> _What is being asked_
Show all lines holding the string "participantes".

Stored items
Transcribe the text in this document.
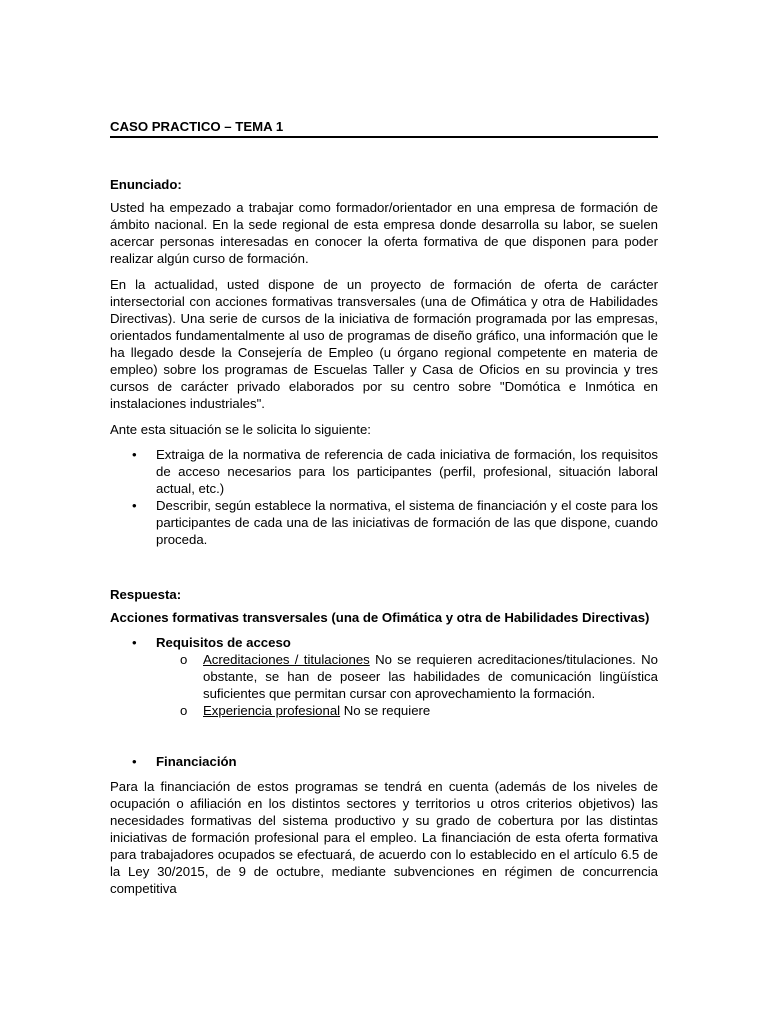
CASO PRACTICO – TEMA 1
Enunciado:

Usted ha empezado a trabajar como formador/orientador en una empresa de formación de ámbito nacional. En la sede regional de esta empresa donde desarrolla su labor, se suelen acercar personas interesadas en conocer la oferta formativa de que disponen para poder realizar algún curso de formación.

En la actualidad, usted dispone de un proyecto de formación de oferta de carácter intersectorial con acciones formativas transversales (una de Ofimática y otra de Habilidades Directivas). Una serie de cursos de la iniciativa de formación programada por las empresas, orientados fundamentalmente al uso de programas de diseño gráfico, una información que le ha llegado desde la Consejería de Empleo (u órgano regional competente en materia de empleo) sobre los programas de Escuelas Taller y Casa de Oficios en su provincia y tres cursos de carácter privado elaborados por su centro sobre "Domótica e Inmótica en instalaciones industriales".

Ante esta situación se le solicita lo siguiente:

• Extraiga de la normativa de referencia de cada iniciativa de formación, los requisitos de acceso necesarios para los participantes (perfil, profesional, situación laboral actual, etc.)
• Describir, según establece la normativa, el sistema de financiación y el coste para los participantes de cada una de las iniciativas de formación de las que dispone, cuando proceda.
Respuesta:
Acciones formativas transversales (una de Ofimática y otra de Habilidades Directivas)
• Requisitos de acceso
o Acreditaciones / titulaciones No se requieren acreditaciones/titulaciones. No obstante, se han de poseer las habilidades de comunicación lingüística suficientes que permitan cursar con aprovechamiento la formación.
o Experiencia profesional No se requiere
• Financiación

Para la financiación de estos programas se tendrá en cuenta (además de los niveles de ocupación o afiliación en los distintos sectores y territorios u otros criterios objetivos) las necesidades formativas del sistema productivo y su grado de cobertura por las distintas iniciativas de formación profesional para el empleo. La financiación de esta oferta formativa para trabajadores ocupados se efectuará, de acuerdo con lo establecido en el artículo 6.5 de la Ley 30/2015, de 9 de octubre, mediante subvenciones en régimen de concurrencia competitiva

> _Answer to the task_
• Extraiga de la normativa de referencia de cada iniciativa de formación, los requisitos de acceso necesarios para los participantes (perfil, profesional, situación laboral actual, etc.)
• Describir, según establece la normativa, el sistema de financiación y el coste para los participantes de cada una de las iniciativas de formación de las que dispone, cuando proceda.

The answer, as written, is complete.